── Listed records ──

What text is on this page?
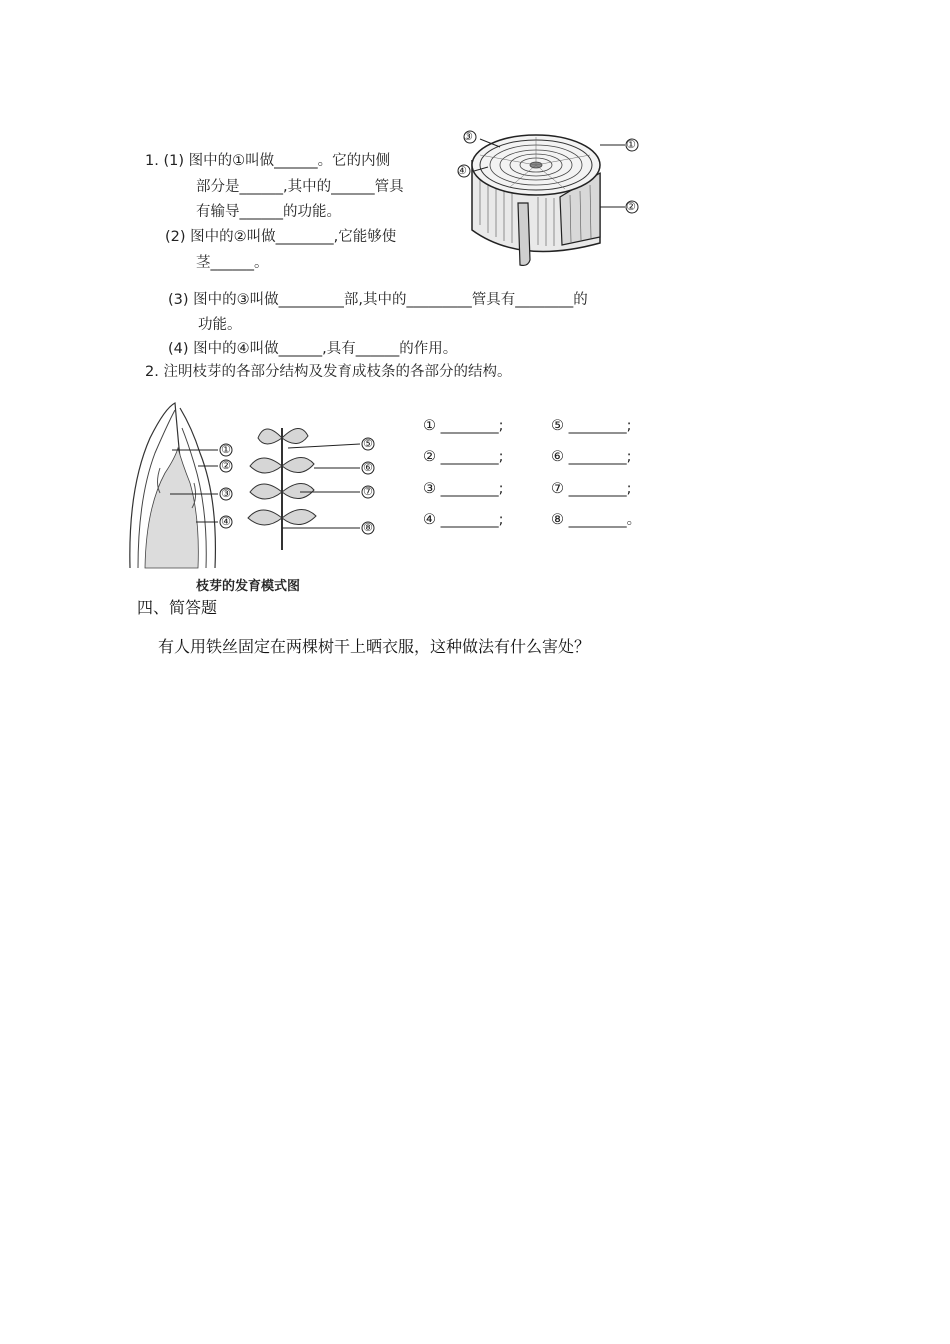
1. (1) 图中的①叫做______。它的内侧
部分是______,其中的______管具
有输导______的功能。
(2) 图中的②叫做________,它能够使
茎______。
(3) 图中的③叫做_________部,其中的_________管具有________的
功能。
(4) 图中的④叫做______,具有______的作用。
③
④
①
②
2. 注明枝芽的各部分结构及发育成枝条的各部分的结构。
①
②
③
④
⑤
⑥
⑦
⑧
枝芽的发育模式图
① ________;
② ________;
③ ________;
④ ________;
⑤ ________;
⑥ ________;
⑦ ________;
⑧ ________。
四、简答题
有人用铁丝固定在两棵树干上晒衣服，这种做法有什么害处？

───

Short problem:
Nothing in the entries should change as you copy them, except that the pictures are left out.

Finished exercise:
What text is on this page?
1. (1) 图中的①叫做______。它的内侧
部分是______,其中的______管具
有输导______的功能。
(2) 图中的②叫做________,它能够使
茎______。
(3) 图中的③叫做_________部,其中的_________管具有________的
功能。
(4) 图中的④叫做______,具有______的作用。
③
④
①
②
2. 注明枝芽的各部分结构及发育成枝条的各部分的结构。
①
②
③
④
⑤
⑥
⑦
⑧
枝芽的发育模式图
① ________;
② ________;
③ ________;
④ ________;
⑤ ________;
⑥ ________;
⑦ ________;
⑧ ________。
四、简答题
有人用铁丝固定在两棵树干上晒衣服，这种做法有什么害处？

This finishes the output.